EXERCISE GOAL: Filter out everything except lines holding "ylabel".

==== MATERIAL FOR THIS TASK

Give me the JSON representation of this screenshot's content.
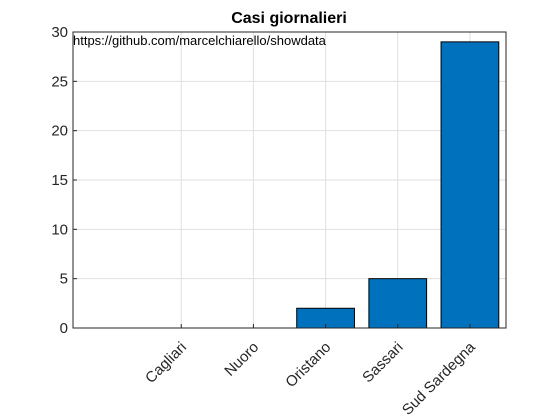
{
  "chart_data": {
    "type": "bar",
    "title": "Casi giornalieri",
    "annotation": "https://github.com/marcelchiarello/showdata",
    "categories": [
      "Cagliari",
      "Nuoro",
      "Oristano",
      "Sassari",
      "Sud Sardegna"
    ],
    "values": [
      0,
      0,
      2,
      5,
      29
    ],
    "xlabel": "",
    "ylabel": "",
    "ylim": [
      0,
      30
    ],
    "yticks": [
      0,
      5,
      10,
      15,
      20,
      25,
      30
    ],
    "grid": true,
    "bar_color": "#0072BD",
    "bar_edge_color": "#000000"
  }
}
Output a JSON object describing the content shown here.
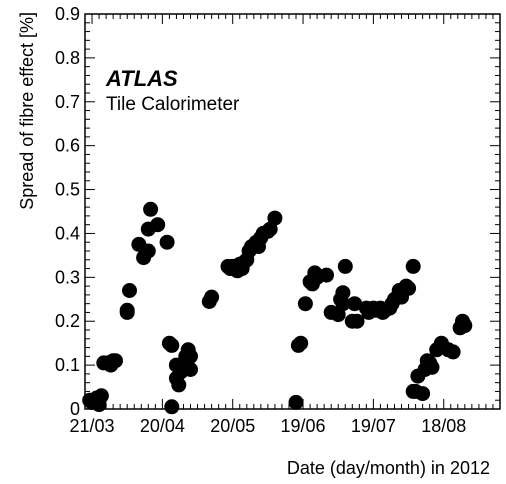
{
  "chart_data": {
    "type": "scatter",
    "xlabel": "Date (day/month) in 2012",
    "ylabel": "Spread of fibre effect [%]",
    "ylim": [
      0,
      0.9
    ],
    "y_ticks": [
      "0",
      "0.1",
      "0.2",
      "0.3",
      "0.4",
      "0.5",
      "0.6",
      "0.7",
      "0.8",
      "0.9"
    ],
    "xlim": [
      "2012-03-18",
      "2012-09-11"
    ],
    "x_ticks": [
      {
        "date": "2012-03-21",
        "label": "21/03"
      },
      {
        "date": "2012-04-20",
        "label": "20/04"
      },
      {
        "date": "2012-05-20",
        "label": "20/05"
      },
      {
        "date": "2012-06-19",
        "label": "19/06"
      },
      {
        "date": "2012-07-19",
        "label": "19/07"
      },
      {
        "date": "2012-08-18",
        "label": "18/08"
      }
    ],
    "annotations": {
      "experiment": "ATLAS",
      "detector": "Tile Calorimeter"
    },
    "grid": false,
    "marker_color": "#000000",
    "series": [
      {
        "points": [
          [
            "2012-03-20",
            0.02
          ],
          [
            "2012-03-21",
            0.015
          ],
          [
            "2012-03-22",
            0.02
          ],
          [
            "2012-03-23",
            0.025
          ],
          [
            "2012-03-24",
            0.02
          ],
          [
            "2012-03-24",
            0.01
          ],
          [
            "2012-03-25",
            0.03
          ],
          [
            "2012-03-26",
            0.105
          ],
          [
            "2012-03-28",
            0.105
          ],
          [
            "2012-03-29",
            0.1
          ],
          [
            "2012-03-30",
            0.11
          ],
          [
            "2012-03-31",
            0.11
          ],
          [
            "2012-04-05",
            0.225
          ],
          [
            "2012-04-05",
            0.22
          ],
          [
            "2012-04-06",
            0.27
          ],
          [
            "2012-04-10",
            0.375
          ],
          [
            "2012-04-12",
            0.345
          ],
          [
            "2012-04-14",
            0.36
          ],
          [
            "2012-04-14",
            0.41
          ],
          [
            "2012-04-15",
            0.455
          ],
          [
            "2012-04-18",
            0.42
          ],
          [
            "2012-04-22",
            0.38
          ],
          [
            "2012-04-23",
            0.15
          ],
          [
            "2012-04-24",
            0.145
          ],
          [
            "2012-04-24",
            0.005
          ],
          [
            "2012-04-26",
            0.1
          ],
          [
            "2012-04-26",
            0.07
          ],
          [
            "2012-04-27",
            0.055
          ],
          [
            "2012-04-28",
            0.085
          ],
          [
            "2012-04-29",
            0.095
          ],
          [
            "2012-04-30",
            0.12
          ],
          [
            "2012-05-01",
            0.135
          ],
          [
            "2012-05-02",
            0.12
          ],
          [
            "2012-05-02",
            0.09
          ],
          [
            "2012-05-10",
            0.245
          ],
          [
            "2012-05-11",
            0.255
          ],
          [
            "2012-05-18",
            0.325
          ],
          [
            "2012-05-19",
            0.32
          ],
          [
            "2012-05-20",
            0.325
          ],
          [
            "2012-05-21",
            0.32
          ],
          [
            "2012-05-22",
            0.315
          ],
          [
            "2012-05-23",
            0.33
          ],
          [
            "2012-05-24",
            0.32
          ],
          [
            "2012-05-25",
            0.335
          ],
          [
            "2012-05-26",
            0.34
          ],
          [
            "2012-05-27",
            0.36
          ],
          [
            "2012-05-28",
            0.37
          ],
          [
            "2012-05-30",
            0.38
          ],
          [
            "2012-05-31",
            0.37
          ],
          [
            "2012-06-01",
            0.39
          ],
          [
            "2012-06-02",
            0.4
          ],
          [
            "2012-06-04",
            0.405
          ],
          [
            "2012-06-05",
            0.41
          ],
          [
            "2012-06-07",
            0.435
          ],
          [
            "2012-06-16",
            0.015
          ],
          [
            "2012-06-17",
            0.145
          ],
          [
            "2012-06-18",
            0.15
          ],
          [
            "2012-06-20",
            0.24
          ],
          [
            "2012-06-22",
            0.29
          ],
          [
            "2012-06-23",
            0.285
          ],
          [
            "2012-06-24",
            0.31
          ],
          [
            "2012-06-25",
            0.3
          ],
          [
            "2012-06-29",
            0.305
          ],
          [
            "2012-07-01",
            0.22
          ],
          [
            "2012-07-04",
            0.215
          ],
          [
            "2012-07-05",
            0.25
          ],
          [
            "2012-07-06",
            0.265
          ],
          [
            "2012-07-06",
            0.24
          ],
          [
            "2012-07-07",
            0.325
          ],
          [
            "2012-07-10",
            0.2
          ],
          [
            "2012-07-11",
            0.24
          ],
          [
            "2012-07-12",
            0.2
          ],
          [
            "2012-07-16",
            0.23
          ],
          [
            "2012-07-17",
            0.22
          ],
          [
            "2012-07-19",
            0.23
          ],
          [
            "2012-07-20",
            0.225
          ],
          [
            "2012-07-22",
            0.23
          ],
          [
            "2012-07-23",
            0.22
          ],
          [
            "2012-07-24",
            0.225
          ],
          [
            "2012-07-26",
            0.23
          ],
          [
            "2012-07-27",
            0.24
          ],
          [
            "2012-07-28",
            0.25
          ],
          [
            "2012-07-30",
            0.27
          ],
          [
            "2012-07-31",
            0.255
          ],
          [
            "2012-08-02",
            0.28
          ],
          [
            "2012-08-03",
            0.275
          ],
          [
            "2012-08-05",
            0.325
          ],
          [
            "2012-08-05",
            0.04
          ],
          [
            "2012-08-06",
            0.04
          ],
          [
            "2012-08-07",
            0.075
          ],
          [
            "2012-08-09",
            0.035
          ],
          [
            "2012-08-10",
            0.09
          ],
          [
            "2012-08-11",
            0.11
          ],
          [
            "2012-08-12",
            0.105
          ],
          [
            "2012-08-13",
            0.095
          ],
          [
            "2012-08-15",
            0.135
          ],
          [
            "2012-08-17",
            0.15
          ],
          [
            "2012-08-20",
            0.135
          ],
          [
            "2012-08-22",
            0.13
          ],
          [
            "2012-08-25",
            0.185
          ],
          [
            "2012-08-26",
            0.2
          ],
          [
            "2012-08-27",
            0.19
          ]
        ]
      }
    ]
  }
}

========

RESPONSE:
    "ylabel": "",
    "ylabel": "Spread of fibre effect [%]",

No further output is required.